Records excerpted from a collection:
┏━━

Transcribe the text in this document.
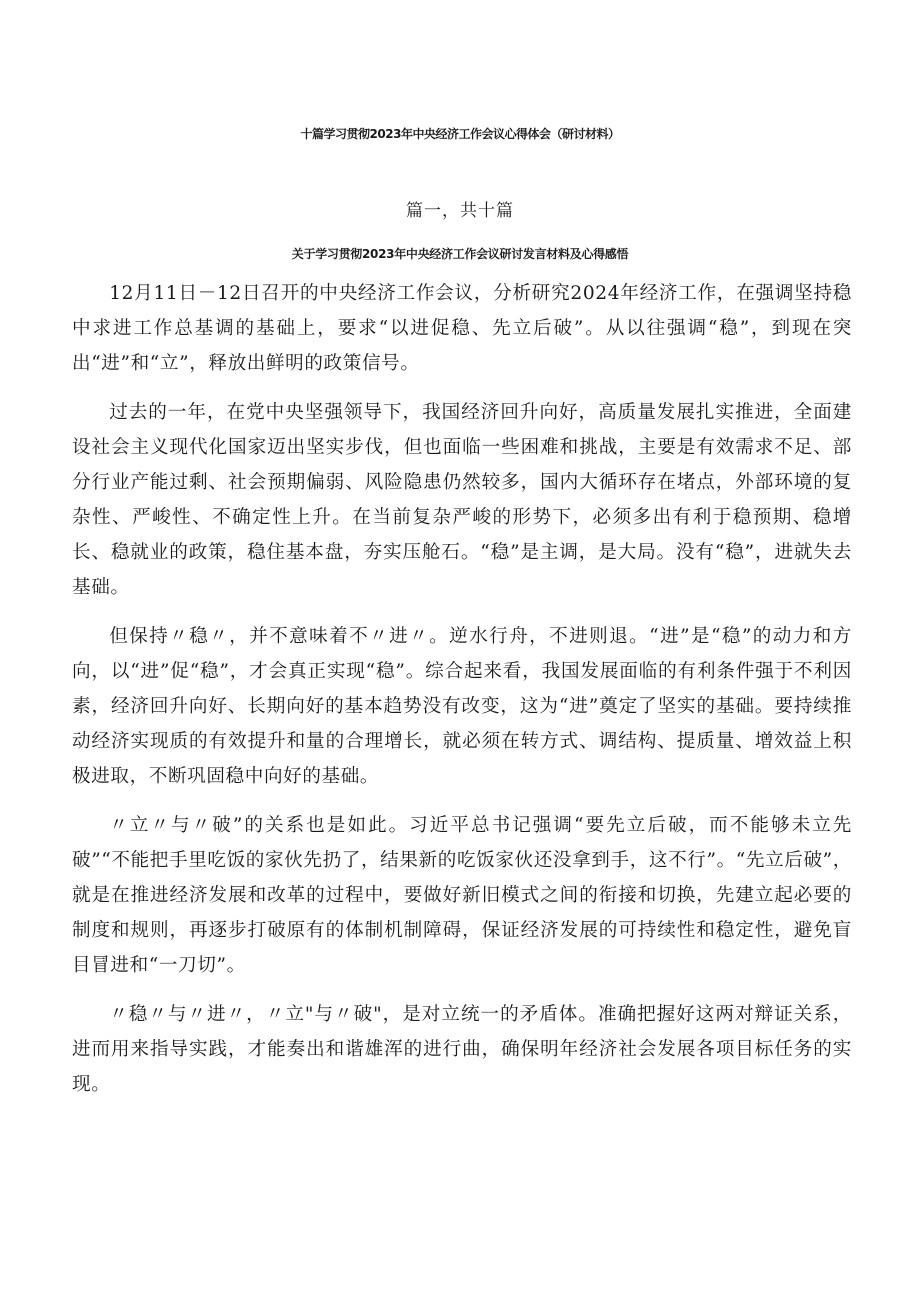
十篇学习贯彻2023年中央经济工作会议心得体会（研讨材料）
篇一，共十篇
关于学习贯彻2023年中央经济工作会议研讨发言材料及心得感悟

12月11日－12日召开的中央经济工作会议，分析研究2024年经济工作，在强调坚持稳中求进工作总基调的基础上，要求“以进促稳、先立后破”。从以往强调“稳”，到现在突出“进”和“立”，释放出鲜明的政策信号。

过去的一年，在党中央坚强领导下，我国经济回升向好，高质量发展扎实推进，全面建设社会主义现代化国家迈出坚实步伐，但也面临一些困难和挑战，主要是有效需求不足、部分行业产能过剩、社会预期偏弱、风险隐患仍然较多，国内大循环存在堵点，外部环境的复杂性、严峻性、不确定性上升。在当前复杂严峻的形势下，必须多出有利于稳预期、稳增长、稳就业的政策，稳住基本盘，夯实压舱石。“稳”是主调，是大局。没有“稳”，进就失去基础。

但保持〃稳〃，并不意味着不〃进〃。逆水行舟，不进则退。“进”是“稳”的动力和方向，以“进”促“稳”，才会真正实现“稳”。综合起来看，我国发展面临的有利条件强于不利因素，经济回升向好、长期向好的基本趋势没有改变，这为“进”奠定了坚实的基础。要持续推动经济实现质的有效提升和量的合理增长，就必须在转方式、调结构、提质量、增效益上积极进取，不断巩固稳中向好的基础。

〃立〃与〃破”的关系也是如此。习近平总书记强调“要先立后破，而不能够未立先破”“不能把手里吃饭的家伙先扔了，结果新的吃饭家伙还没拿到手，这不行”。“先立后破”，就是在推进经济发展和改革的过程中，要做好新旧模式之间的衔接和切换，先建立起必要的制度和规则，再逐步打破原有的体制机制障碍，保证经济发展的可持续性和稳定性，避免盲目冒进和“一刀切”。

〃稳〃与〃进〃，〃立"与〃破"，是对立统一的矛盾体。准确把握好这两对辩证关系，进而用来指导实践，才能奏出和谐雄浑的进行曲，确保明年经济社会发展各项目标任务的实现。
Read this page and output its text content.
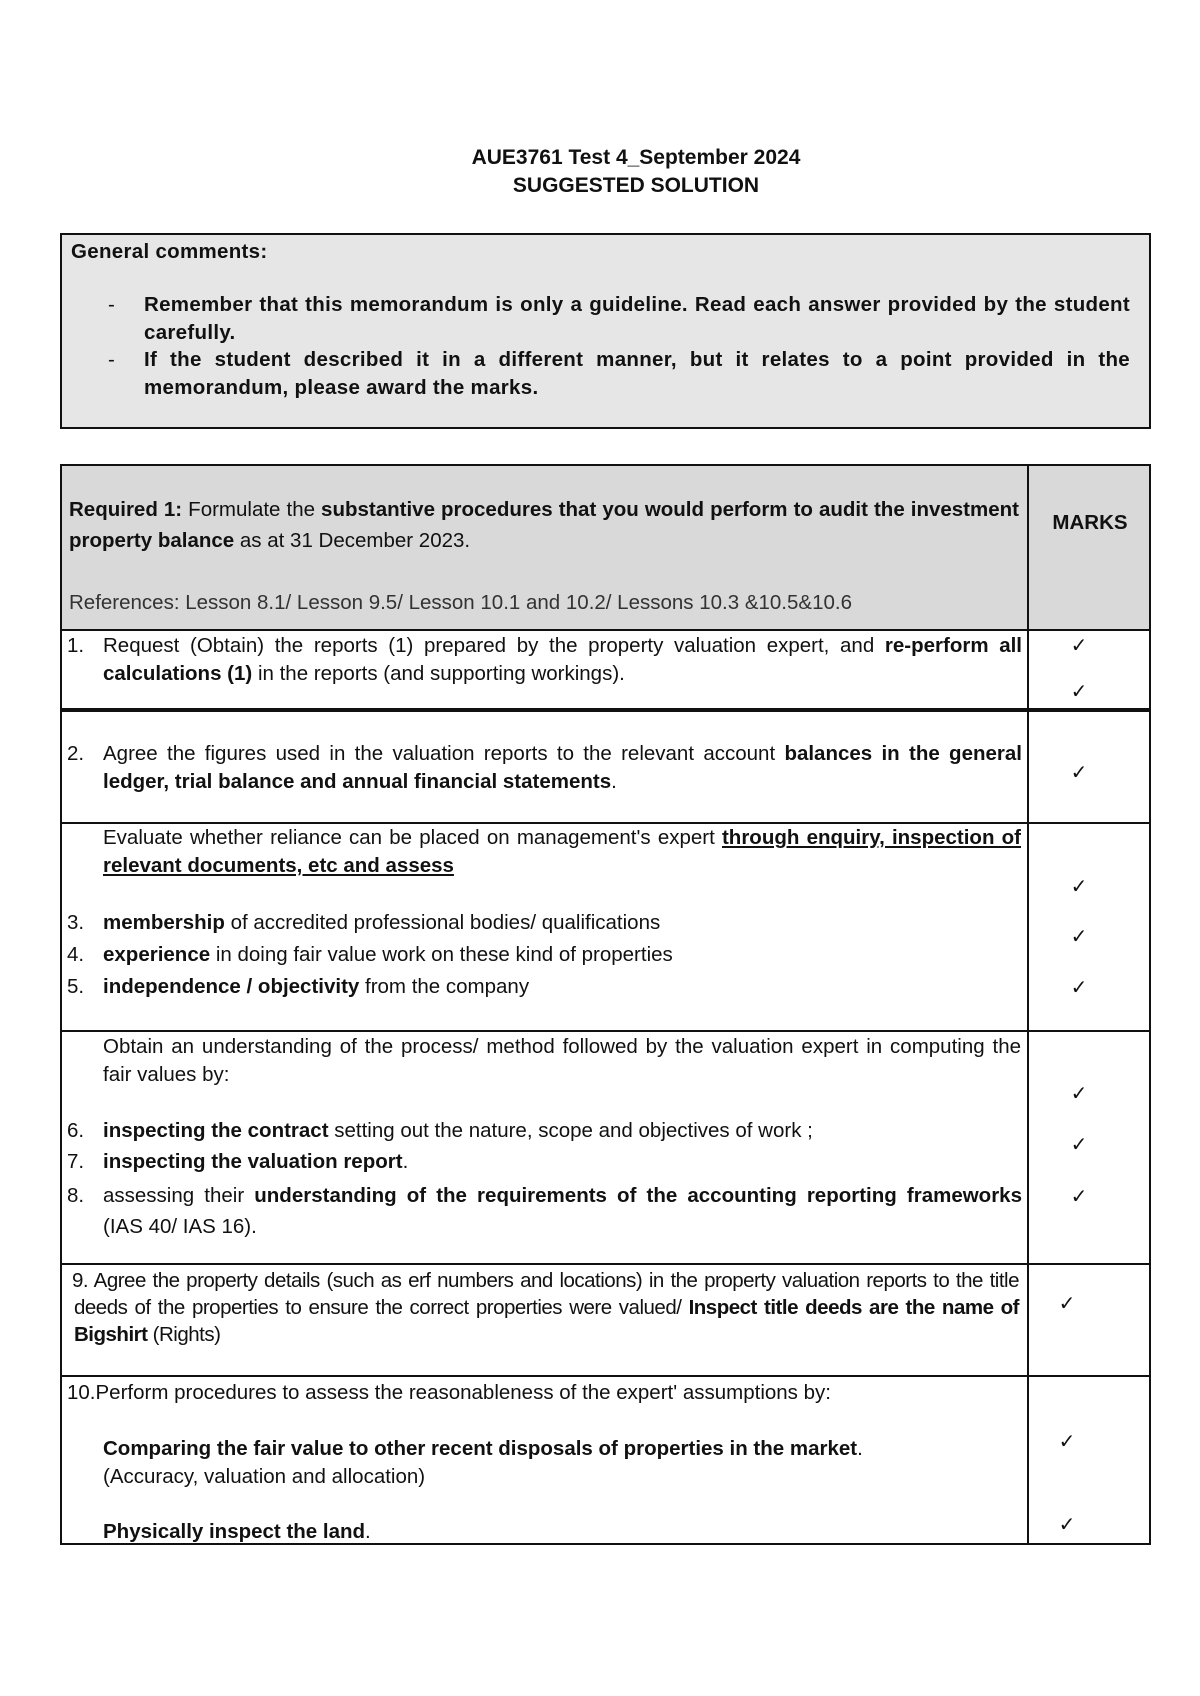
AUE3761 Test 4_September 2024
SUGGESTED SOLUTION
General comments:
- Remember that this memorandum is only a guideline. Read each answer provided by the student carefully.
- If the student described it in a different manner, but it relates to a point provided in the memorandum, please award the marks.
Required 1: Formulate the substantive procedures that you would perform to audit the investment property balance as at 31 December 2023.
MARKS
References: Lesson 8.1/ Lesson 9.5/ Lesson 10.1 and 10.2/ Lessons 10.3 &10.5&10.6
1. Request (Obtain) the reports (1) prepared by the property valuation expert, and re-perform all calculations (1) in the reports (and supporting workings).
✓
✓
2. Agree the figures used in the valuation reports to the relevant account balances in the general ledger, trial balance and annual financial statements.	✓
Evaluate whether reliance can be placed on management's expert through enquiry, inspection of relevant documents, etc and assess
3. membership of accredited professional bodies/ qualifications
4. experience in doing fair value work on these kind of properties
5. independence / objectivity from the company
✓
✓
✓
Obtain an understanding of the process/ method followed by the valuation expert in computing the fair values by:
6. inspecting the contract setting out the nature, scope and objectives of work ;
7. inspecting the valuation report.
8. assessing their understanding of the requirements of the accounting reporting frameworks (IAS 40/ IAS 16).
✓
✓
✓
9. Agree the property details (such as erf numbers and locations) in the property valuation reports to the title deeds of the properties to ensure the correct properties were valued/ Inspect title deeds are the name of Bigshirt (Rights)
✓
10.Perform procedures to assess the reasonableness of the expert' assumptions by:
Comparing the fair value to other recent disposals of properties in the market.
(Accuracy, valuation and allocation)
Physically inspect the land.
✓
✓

┗━━
┏━━

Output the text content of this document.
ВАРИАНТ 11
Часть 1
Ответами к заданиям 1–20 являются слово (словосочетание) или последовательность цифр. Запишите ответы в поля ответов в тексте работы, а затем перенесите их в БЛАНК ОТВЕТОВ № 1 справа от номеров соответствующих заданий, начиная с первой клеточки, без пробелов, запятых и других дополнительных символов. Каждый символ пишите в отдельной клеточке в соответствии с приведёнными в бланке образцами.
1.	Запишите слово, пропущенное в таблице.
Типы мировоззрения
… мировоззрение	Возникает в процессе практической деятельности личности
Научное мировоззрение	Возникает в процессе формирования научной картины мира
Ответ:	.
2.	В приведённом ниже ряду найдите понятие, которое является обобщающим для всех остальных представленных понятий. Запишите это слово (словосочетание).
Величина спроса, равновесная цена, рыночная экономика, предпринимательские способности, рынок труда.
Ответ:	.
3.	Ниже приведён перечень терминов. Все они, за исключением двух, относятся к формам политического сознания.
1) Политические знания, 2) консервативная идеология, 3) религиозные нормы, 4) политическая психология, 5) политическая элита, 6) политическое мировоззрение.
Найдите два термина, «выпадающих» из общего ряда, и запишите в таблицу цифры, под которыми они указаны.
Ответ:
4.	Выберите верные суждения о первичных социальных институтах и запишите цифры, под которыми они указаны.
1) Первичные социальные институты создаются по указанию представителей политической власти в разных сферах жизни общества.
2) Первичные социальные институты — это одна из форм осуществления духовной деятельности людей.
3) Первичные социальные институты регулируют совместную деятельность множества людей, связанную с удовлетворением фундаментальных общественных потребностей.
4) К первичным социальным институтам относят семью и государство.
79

┗━━

→ **Required task**: Check all the records above and select each line where the string "Obtain" is found.

→ **Answer to the exercise**:
1. Request (Obtain) the reports (1) prepared by the property valuation expert, and re-perform all calculations (1) in the reports (and supporting workings).
Obtain an understanding of the process/ method followed by the valuation expert in computing the fair values by:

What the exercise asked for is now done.